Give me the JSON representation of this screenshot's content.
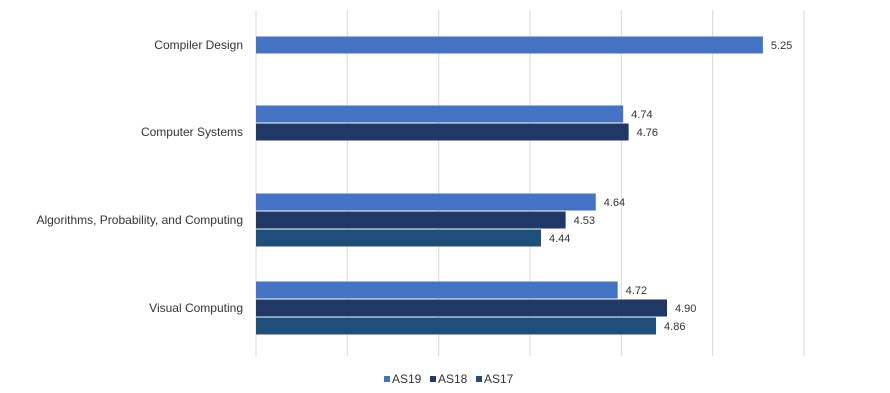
{
  "chart_data": {
    "type": "bar",
    "orientation": "horizontal",
    "categories": [
      "Compiler Design",
      "Computer Systems",
      "Algorithms, Probability, and Computing",
      "Visual Computing"
    ],
    "series": [
      {
        "name": "AS19",
        "color": "#4472c4",
        "values": [
          5.25,
          4.74,
          4.64,
          4.72
        ],
        "labels": [
          "5.25",
          "4.74",
          "4.64",
          "4.72"
        ]
      },
      {
        "name": "AS18",
        "color": "#203864",
        "values": [
          null,
          4.76,
          4.53,
          4.9
        ],
        "labels": [
          null,
          "4.76",
          "4.53",
          "4.90"
        ]
      },
      {
        "name": "AS17",
        "color": "#1f4e79",
        "values": [
          null,
          null,
          4.44,
          4.86
        ],
        "labels": [
          null,
          null,
          "4.44",
          "4.86"
        ]
      }
    ],
    "xlim": [
      3.4,
      5.4
    ],
    "grid": true,
    "legend": "bottom-center",
    "title": "",
    "xlabel": "",
    "ylabel": ""
  }
}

Direction:
Send back the data above word for word, with the pictures left out.

Output:
Give me the JSON representation of this screenshot's content.
{
  "chart_data": {
    "type": "bar",
    "orientation": "horizontal",
    "categories": [
      "Compiler Design",
      "Computer Systems",
      "Algorithms, Probability, and Computing",
      "Visual Computing"
    ],
    "series": [
      {
        "name": "AS19",
        "color": "#4472c4",
        "values": [
          5.25,
          4.74,
          4.64,
          4.72
        ],
        "labels": [
          "5.25",
          "4.74",
          "4.64",
          "4.72"
        ]
      },
      {
        "name": "AS18",
        "color": "#203864",
        "values": [
          null,
          4.76,
          4.53,
          4.9
        ],
        "labels": [
          null,
          "4.76",
          "4.53",
          "4.90"
        ]
      },
      {
        "name": "AS17",
        "color": "#1f4e79",
        "values": [
          null,
          null,
          4.44,
          4.86
        ],
        "labels": [
          null,
          null,
          "4.44",
          "4.86"
        ]
      }
    ],
    "xlim": [
      3.4,
      5.4
    ],
    "grid": true,
    "legend": "bottom-center",
    "title": "",
    "xlabel": "",
    "ylabel": ""
  }
}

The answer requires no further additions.